• Problem:
Repeat the listing word for word. No pictures belong in the copy.

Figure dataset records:
======
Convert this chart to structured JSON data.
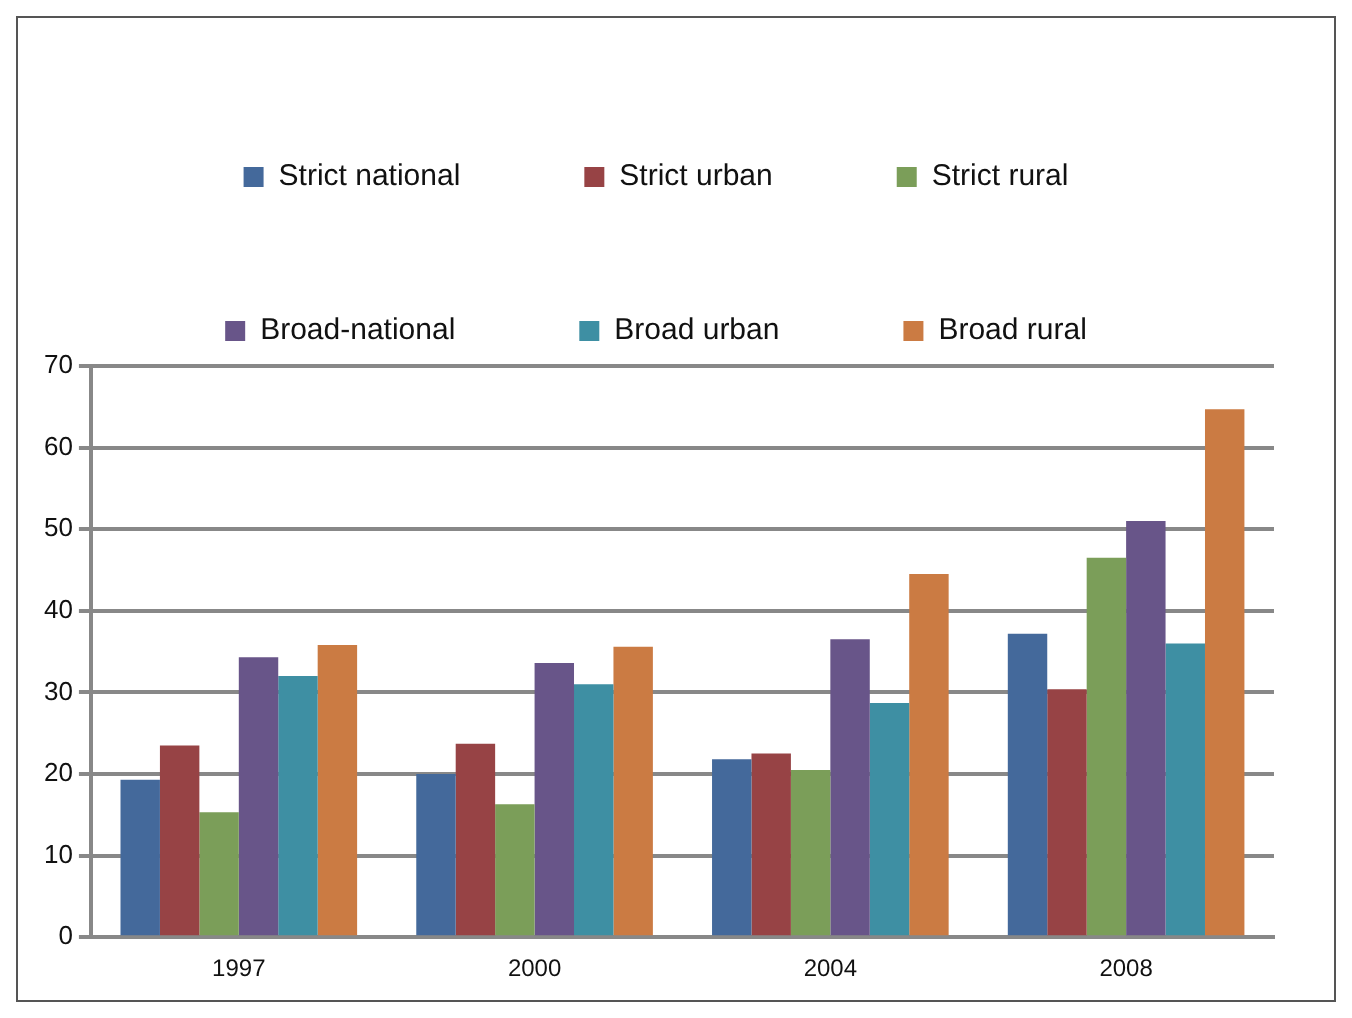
{
  "chart_data": {
    "type": "bar",
    "categories": [
      "1997",
      "2000",
      "2004",
      "2008"
    ],
    "series": [
      {
        "name": "Strict national",
        "color": "#44699b",
        "values": [
          19.3,
          20.0,
          21.8,
          37.2
        ]
      },
      {
        "name": "Strict urban",
        "color": "#974345",
        "values": [
          23.5,
          23.7,
          22.5,
          30.4
        ]
      },
      {
        "name": "Strict rural",
        "color": "#7b9e59",
        "values": [
          15.3,
          16.3,
          20.5,
          46.5
        ]
      },
      {
        "name": "Broad-national",
        "color": "#685589",
        "values": [
          34.3,
          33.6,
          36.5,
          51.0
        ]
      },
      {
        "name": "Broad urban",
        "color": "#3e8fa3",
        "values": [
          32.0,
          31.0,
          28.7,
          36.0
        ]
      },
      {
        "name": "Broad rural",
        "color": "#cb7b43",
        "values": [
          35.8,
          35.6,
          44.5,
          64.7
        ]
      }
    ],
    "ylim": [
      0,
      70
    ],
    "yticks": [
      0,
      10,
      20,
      30,
      40,
      50,
      60,
      70
    ],
    "grid": "y",
    "legend": "top"
  }
}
======
• Worked solution:
Convert this chart to structured JSON data.
{
  "chart_data": {
    "type": "bar",
    "categories": [
      "1997",
      "2000",
      "2004",
      "2008"
    ],
    "series": [
      {
        "name": "Strict national",
        "color": "#44699b",
        "values": [
          19.3,
          20.0,
          21.8,
          37.2
        ]
      },
      {
        "name": "Strict urban",
        "color": "#974345",
        "values": [
          23.5,
          23.7,
          22.5,
          30.4
        ]
      },
      {
        "name": "Strict rural",
        "color": "#7b9e59",
        "values": [
          15.3,
          16.3,
          20.5,
          46.5
        ]
      },
      {
        "name": "Broad-national",
        "color": "#685589",
        "values": [
          34.3,
          33.6,
          36.5,
          51.0
        ]
      },
      {
        "name": "Broad urban",
        "color": "#3e8fa3",
        "values": [
          32.0,
          31.0,
          28.7,
          36.0
        ]
      },
      {
        "name": "Broad rural",
        "color": "#cb7b43",
        "values": [
          35.8,
          35.6,
          44.5,
          64.7
        ]
      }
    ],
    "ylim": [
      0,
      70
    ],
    "yticks": [
      0,
      10,
      20,
      30,
      40,
      50,
      60,
      70
    ],
    "grid": "y",
    "legend": "top"
  }
}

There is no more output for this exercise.